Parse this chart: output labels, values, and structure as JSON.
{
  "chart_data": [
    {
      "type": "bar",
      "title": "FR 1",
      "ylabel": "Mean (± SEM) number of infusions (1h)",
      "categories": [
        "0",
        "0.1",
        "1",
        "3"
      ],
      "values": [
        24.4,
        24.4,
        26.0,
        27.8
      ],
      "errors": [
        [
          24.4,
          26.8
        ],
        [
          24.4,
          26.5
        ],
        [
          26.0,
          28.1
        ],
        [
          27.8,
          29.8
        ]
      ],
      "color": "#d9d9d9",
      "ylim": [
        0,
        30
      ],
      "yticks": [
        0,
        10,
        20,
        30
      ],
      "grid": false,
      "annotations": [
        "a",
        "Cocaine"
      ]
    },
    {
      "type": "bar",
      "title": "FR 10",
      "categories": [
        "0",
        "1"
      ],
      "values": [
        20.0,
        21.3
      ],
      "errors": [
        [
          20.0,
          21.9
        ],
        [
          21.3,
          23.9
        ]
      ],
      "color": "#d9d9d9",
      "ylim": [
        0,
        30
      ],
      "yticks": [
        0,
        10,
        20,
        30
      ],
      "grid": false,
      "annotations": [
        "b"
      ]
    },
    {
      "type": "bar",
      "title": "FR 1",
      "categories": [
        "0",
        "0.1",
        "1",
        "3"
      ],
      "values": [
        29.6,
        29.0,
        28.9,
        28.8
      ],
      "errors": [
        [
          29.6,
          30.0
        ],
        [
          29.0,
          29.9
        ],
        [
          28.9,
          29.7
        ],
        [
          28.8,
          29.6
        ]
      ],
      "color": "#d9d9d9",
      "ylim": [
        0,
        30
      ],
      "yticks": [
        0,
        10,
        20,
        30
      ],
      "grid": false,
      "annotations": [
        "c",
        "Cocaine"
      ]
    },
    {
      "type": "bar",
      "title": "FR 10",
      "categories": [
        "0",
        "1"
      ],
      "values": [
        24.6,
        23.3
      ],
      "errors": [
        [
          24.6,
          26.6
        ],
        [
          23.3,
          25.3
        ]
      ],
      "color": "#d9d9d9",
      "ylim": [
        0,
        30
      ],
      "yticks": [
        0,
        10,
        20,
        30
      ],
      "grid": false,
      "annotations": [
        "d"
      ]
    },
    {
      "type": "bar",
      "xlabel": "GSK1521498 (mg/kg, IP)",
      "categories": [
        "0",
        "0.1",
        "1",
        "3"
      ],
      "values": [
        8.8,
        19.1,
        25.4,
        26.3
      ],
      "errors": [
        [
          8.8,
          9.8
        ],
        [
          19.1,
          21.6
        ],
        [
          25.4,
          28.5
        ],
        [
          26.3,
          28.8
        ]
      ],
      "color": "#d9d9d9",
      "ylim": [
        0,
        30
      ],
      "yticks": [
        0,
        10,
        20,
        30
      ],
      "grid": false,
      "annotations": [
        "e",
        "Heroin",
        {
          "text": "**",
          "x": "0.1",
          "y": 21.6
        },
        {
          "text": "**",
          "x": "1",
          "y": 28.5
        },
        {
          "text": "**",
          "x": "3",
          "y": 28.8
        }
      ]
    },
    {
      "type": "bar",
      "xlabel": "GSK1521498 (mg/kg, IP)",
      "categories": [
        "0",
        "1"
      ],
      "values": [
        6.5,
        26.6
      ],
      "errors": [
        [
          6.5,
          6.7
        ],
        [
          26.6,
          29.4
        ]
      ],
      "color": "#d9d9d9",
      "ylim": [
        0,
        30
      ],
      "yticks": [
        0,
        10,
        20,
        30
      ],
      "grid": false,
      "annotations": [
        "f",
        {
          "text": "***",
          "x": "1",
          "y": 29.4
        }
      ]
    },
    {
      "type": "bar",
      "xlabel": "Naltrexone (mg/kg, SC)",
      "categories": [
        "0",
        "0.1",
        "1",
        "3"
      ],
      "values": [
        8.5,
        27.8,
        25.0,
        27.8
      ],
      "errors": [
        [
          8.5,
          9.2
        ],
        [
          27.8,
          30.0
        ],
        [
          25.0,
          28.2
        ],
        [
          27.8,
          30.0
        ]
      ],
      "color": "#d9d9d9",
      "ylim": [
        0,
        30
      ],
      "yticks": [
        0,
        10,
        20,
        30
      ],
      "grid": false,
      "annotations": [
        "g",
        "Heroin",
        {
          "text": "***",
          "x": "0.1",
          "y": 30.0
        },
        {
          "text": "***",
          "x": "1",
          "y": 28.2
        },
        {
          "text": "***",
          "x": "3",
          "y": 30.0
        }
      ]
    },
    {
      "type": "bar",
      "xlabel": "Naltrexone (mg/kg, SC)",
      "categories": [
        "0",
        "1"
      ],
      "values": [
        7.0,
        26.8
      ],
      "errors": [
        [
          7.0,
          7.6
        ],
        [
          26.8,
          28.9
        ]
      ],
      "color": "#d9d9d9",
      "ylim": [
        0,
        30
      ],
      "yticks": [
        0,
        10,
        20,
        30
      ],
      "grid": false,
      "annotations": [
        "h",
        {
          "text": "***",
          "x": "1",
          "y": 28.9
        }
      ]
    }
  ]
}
★ ★ ★ ★ ★ ★ ★
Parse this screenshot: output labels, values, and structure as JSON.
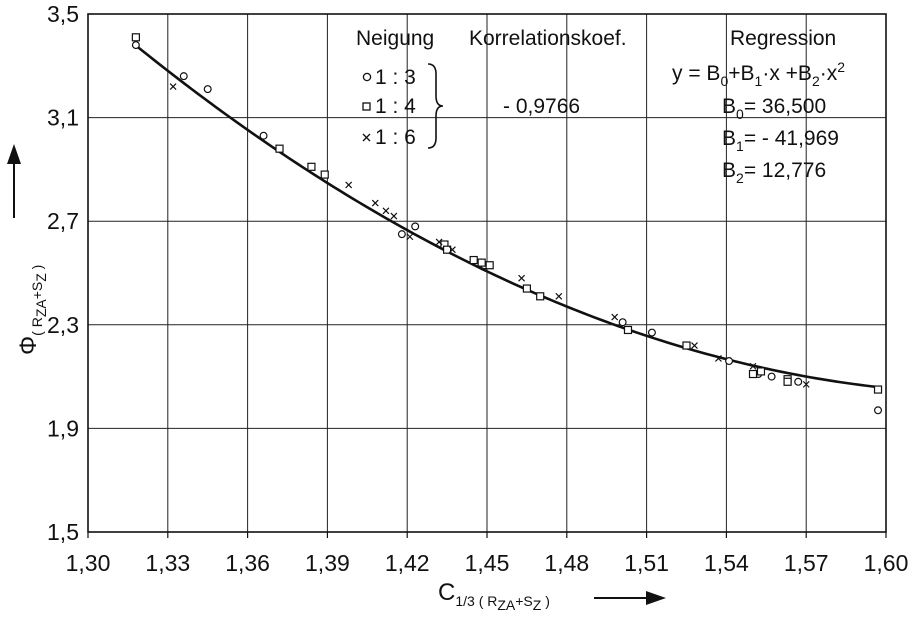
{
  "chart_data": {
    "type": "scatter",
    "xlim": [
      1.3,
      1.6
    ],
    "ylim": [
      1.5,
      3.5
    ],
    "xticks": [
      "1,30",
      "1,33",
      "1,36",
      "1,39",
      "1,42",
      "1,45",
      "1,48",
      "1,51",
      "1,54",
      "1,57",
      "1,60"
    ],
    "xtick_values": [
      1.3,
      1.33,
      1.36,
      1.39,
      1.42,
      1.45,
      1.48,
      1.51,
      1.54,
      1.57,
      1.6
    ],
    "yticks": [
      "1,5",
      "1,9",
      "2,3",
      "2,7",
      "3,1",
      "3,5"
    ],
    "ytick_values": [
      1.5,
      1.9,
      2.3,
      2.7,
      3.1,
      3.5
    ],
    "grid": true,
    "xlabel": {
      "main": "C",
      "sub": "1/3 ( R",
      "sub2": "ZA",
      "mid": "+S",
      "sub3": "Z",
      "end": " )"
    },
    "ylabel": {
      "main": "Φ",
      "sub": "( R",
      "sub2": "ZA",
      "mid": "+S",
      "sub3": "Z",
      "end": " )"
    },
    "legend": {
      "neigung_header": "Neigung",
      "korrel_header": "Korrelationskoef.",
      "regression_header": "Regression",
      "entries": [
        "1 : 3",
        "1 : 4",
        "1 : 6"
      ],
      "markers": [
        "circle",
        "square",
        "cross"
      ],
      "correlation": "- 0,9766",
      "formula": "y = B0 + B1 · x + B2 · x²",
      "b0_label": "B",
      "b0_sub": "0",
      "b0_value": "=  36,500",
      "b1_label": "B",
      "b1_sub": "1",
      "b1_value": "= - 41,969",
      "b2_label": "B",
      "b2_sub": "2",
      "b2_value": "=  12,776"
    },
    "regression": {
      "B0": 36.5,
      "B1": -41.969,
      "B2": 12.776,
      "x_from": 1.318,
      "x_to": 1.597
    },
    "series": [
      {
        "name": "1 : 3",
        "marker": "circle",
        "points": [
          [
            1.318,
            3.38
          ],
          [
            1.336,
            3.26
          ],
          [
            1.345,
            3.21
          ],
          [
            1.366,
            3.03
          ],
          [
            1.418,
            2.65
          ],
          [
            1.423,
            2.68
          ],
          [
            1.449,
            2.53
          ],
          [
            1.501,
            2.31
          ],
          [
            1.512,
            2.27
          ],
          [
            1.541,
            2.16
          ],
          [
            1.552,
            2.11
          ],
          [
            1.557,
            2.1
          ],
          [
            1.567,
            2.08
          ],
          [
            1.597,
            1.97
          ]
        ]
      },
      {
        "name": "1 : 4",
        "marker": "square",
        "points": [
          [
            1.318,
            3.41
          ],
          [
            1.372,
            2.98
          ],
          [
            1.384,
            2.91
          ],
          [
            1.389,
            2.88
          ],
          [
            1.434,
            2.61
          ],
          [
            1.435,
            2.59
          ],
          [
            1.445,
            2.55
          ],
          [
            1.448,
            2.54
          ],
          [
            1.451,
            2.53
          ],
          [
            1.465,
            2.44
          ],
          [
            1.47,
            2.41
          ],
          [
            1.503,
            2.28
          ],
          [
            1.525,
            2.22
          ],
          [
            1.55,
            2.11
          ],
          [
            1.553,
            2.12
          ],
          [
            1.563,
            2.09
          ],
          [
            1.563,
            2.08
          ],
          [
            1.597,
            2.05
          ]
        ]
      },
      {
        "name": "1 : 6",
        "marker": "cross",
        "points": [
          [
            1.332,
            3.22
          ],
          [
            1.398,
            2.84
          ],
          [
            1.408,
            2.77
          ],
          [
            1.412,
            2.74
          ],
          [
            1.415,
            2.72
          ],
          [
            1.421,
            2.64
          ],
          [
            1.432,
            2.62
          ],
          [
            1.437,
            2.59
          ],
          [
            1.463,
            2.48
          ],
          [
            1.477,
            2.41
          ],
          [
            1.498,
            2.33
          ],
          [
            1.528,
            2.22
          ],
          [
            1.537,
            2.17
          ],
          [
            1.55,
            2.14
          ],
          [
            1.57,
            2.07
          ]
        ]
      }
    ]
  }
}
★ ★ ★ ★ ★ ★ ★
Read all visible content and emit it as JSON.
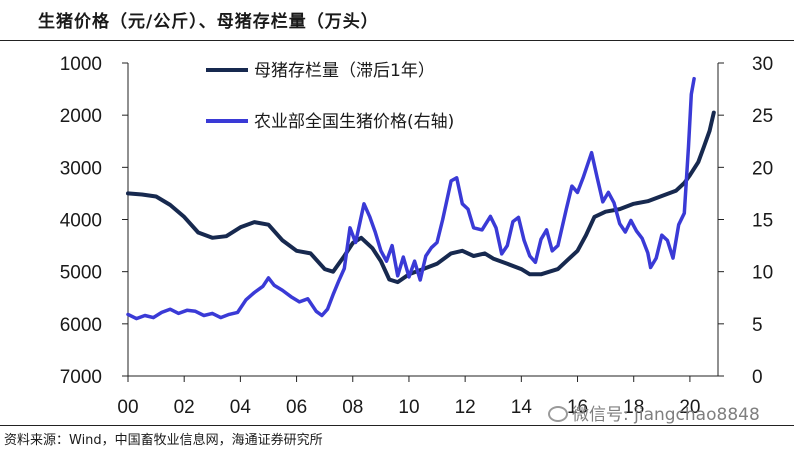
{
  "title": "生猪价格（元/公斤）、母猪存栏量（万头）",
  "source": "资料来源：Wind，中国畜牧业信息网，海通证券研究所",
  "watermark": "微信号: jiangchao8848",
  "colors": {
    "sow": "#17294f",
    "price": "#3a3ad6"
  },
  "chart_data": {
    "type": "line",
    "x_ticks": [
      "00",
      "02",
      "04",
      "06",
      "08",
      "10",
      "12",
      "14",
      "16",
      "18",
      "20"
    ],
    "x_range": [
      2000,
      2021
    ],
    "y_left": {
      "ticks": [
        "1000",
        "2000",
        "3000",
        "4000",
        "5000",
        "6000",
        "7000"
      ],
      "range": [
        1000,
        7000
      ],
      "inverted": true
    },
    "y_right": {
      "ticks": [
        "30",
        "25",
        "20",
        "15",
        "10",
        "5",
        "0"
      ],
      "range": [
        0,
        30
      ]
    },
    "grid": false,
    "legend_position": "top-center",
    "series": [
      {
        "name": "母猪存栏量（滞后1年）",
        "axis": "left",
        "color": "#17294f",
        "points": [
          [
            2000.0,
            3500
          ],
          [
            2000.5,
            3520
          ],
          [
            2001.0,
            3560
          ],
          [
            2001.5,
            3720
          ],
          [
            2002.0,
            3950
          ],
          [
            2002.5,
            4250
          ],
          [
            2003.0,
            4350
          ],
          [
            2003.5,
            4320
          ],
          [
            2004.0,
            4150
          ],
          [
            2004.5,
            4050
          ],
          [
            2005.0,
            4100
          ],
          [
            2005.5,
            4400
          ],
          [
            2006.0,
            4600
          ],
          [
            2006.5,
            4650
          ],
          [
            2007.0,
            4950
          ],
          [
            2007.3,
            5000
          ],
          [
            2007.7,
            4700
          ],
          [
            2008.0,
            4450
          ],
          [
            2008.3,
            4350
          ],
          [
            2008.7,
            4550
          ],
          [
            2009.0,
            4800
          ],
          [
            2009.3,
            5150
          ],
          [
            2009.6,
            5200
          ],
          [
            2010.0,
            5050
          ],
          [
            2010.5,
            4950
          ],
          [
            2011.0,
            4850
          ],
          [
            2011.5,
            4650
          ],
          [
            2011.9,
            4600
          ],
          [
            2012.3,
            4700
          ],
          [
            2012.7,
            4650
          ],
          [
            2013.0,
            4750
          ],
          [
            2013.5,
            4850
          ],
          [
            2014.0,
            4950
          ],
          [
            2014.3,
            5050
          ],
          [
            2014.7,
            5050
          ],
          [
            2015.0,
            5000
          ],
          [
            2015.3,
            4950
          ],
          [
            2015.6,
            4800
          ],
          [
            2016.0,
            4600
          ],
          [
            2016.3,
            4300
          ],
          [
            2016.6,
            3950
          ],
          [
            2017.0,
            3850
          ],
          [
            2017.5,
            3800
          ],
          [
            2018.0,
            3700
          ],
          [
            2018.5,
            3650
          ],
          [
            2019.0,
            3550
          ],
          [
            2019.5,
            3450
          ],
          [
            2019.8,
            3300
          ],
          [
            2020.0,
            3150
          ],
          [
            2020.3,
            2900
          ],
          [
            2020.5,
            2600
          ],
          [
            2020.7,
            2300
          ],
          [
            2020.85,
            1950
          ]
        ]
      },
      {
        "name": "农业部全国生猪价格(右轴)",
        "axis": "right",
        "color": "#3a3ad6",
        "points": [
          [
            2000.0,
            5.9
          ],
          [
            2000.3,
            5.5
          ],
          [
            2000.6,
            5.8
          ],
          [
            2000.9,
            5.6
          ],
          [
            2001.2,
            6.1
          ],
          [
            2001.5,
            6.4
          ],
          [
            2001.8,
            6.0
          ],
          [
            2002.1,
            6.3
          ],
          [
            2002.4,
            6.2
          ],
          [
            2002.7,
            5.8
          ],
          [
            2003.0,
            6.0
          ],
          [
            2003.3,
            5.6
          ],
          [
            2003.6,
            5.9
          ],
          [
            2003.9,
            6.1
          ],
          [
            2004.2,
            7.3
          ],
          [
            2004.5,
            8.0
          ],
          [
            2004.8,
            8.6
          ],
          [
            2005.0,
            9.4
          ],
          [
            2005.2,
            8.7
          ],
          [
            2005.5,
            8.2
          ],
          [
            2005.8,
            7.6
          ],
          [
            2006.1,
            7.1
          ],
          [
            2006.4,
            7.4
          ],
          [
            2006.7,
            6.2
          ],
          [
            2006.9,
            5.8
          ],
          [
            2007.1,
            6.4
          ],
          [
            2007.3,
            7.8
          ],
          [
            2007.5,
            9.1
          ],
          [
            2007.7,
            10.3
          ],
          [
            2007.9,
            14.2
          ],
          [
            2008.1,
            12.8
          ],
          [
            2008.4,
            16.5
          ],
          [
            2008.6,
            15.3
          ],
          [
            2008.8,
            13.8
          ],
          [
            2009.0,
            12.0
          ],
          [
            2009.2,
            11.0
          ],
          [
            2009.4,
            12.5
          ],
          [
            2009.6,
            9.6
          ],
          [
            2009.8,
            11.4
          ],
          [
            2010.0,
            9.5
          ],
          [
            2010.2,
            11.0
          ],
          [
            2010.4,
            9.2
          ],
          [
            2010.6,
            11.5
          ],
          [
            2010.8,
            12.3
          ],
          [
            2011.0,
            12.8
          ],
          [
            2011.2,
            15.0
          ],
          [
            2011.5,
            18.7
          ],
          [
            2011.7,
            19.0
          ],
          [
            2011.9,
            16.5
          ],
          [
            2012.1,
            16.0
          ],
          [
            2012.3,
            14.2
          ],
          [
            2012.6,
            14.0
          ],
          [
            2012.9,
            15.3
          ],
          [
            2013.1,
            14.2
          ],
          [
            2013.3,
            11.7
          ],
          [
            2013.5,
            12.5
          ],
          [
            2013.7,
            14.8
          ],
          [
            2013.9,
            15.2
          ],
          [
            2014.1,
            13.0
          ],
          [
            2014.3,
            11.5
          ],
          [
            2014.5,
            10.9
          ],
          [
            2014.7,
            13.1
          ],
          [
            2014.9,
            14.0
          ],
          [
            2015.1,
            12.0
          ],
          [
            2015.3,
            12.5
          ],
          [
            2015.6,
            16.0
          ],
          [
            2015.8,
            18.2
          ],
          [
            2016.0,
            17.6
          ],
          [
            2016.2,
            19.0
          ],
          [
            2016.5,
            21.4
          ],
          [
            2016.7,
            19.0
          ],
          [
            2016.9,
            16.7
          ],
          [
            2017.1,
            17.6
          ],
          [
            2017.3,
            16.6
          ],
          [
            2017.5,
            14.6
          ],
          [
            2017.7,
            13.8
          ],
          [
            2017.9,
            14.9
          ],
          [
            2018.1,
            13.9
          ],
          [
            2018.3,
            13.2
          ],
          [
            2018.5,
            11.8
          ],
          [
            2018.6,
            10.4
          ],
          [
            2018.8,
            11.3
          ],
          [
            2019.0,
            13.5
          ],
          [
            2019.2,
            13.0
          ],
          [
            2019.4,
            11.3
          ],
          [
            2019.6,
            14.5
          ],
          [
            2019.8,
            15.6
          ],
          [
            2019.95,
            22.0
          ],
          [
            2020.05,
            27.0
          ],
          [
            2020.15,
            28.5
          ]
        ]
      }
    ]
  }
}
★ ★ ★ ★ ★ ★ ★
--- What needs to be done ---
Of all the lines in the entries, how many contain the word "this"? Give only the number.

--- Response to the exercise ---
2